EXERCISE DIRECTIONS:
Of the lines in the listing below, how many hold "Total"? Answer with the number only.

* begin THE INPUT *

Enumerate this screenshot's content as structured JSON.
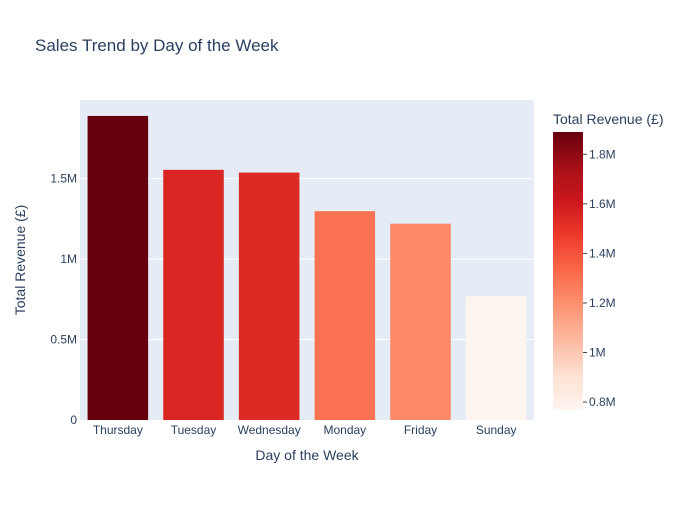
{
  "chart_data": {
    "type": "bar",
    "title": "Sales Trend by Day of the Week",
    "xlabel": "Day of the Week",
    "ylabel": "Total Revenue (£)",
    "categories": [
      "Thursday",
      "Tuesday",
      "Wednesday",
      "Monday",
      "Friday",
      "Sunday"
    ],
    "values": [
      1890000,
      1555000,
      1538000,
      1298000,
      1220000,
      768000
    ],
    "ylim": [
      0,
      1989000
    ],
    "yticks": [
      0,
      500000,
      1000000,
      1500000
    ],
    "ytick_labels": [
      "0",
      "0.5M",
      "1M",
      "1.5M"
    ],
    "grid": true,
    "plot_background": "#e5ecf6",
    "colorscale": {
      "name": "Reds",
      "stops": [
        "#fff5f0",
        "#fee0d2",
        "#fcbba1",
        "#fc9272",
        "#fb6a4a",
        "#ef3b2c",
        "#cb181d",
        "#a50f15",
        "#67000d"
      ],
      "title": "Total Revenue (£)",
      "cmin": 768000,
      "cmax": 1890000,
      "ticks": [
        800000,
        1000000,
        1200000,
        1400000,
        1600000,
        1800000
      ],
      "tick_labels": [
        "0.8M",
        "1M",
        "1.2M",
        "1.4M",
        "1.6M",
        "1.8M"
      ]
    }
  }
}
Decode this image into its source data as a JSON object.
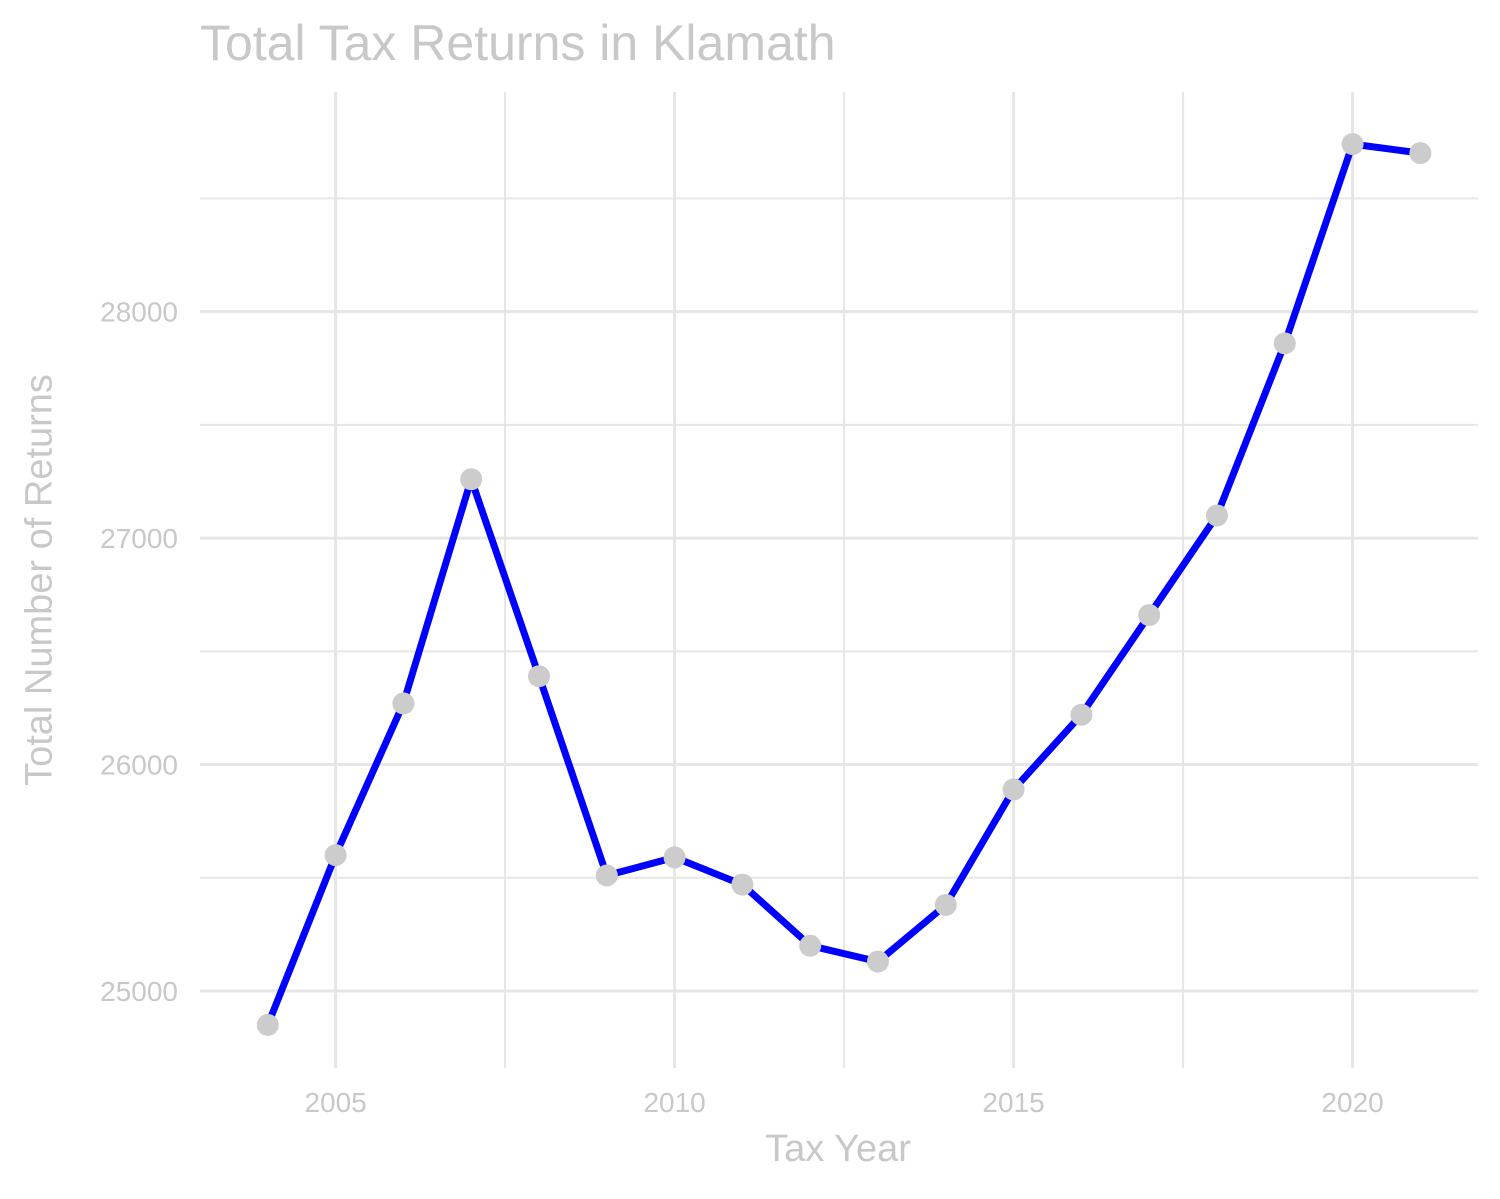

* end THE INPUT *

SOLUTION:
2